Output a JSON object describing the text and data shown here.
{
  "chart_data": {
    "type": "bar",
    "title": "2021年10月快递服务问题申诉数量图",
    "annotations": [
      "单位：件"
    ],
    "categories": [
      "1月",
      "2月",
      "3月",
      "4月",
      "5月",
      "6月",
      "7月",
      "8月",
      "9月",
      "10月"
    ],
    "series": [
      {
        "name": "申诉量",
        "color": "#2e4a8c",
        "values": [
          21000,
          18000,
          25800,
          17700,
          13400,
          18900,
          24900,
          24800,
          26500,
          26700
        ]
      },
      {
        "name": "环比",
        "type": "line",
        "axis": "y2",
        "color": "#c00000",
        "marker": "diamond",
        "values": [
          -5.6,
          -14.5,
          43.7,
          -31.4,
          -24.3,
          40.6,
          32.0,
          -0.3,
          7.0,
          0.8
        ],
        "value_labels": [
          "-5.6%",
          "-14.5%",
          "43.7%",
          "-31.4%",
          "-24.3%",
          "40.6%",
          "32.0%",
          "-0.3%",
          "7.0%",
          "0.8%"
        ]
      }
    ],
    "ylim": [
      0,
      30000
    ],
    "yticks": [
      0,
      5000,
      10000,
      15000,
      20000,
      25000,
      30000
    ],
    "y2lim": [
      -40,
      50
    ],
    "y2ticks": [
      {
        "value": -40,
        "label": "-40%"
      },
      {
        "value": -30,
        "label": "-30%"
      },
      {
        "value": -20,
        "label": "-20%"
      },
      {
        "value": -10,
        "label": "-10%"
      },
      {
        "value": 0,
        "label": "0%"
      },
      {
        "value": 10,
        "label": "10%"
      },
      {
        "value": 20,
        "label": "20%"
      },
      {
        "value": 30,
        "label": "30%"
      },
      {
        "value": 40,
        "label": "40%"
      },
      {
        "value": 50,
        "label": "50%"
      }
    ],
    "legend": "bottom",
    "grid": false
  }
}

──────

▶ _Work instructions_: Faithfully reproduce all of the records, character for character.

▶ _Final result_:
Output a JSON object describing the text and data shown here.
{
  "chart_data": {
    "type": "bar",
    "title": "2021年10月快递服务问题申诉数量图",
    "annotations": [
      "单位：件"
    ],
    "categories": [
      "1月",
      "2月",
      "3月",
      "4月",
      "5月",
      "6月",
      "7月",
      "8月",
      "9月",
      "10月"
    ],
    "series": [
      {
        "name": "申诉量",
        "color": "#2e4a8c",
        "values": [
          21000,
          18000,
          25800,
          17700,
          13400,
          18900,
          24900,
          24800,
          26500,
          26700
        ]
      },
      {
        "name": "环比",
        "type": "line",
        "axis": "y2",
        "color": "#c00000",
        "marker": "diamond",
        "values": [
          -5.6,
          -14.5,
          43.7,
          -31.4,
          -24.3,
          40.6,
          32.0,
          -0.3,
          7.0,
          0.8
        ],
        "value_labels": [
          "-5.6%",
          "-14.5%",
          "43.7%",
          "-31.4%",
          "-24.3%",
          "40.6%",
          "32.0%",
          "-0.3%",
          "7.0%",
          "0.8%"
        ]
      }
    ],
    "ylim": [
      0,
      30000
    ],
    "yticks": [
      0,
      5000,
      10000,
      15000,
      20000,
      25000,
      30000
    ],
    "y2lim": [
      -40,
      50
    ],
    "y2ticks": [
      {
        "value": -40,
        "label": "-40%"
      },
      {
        "value": -30,
        "label": "-30%"
      },
      {
        "value": -20,
        "label": "-20%"
      },
      {
        "value": -10,
        "label": "-10%"
      },
      {
        "value": 0,
        "label": "0%"
      },
      {
        "value": 10,
        "label": "10%"
      },
      {
        "value": 20,
        "label": "20%"
      },
      {
        "value": 30,
        "label": "30%"
      },
      {
        "value": 40,
        "label": "40%"
      },
      {
        "value": 50,
        "label": "50%"
      }
    ],
    "legend": "bottom",
    "grid": false
  }
}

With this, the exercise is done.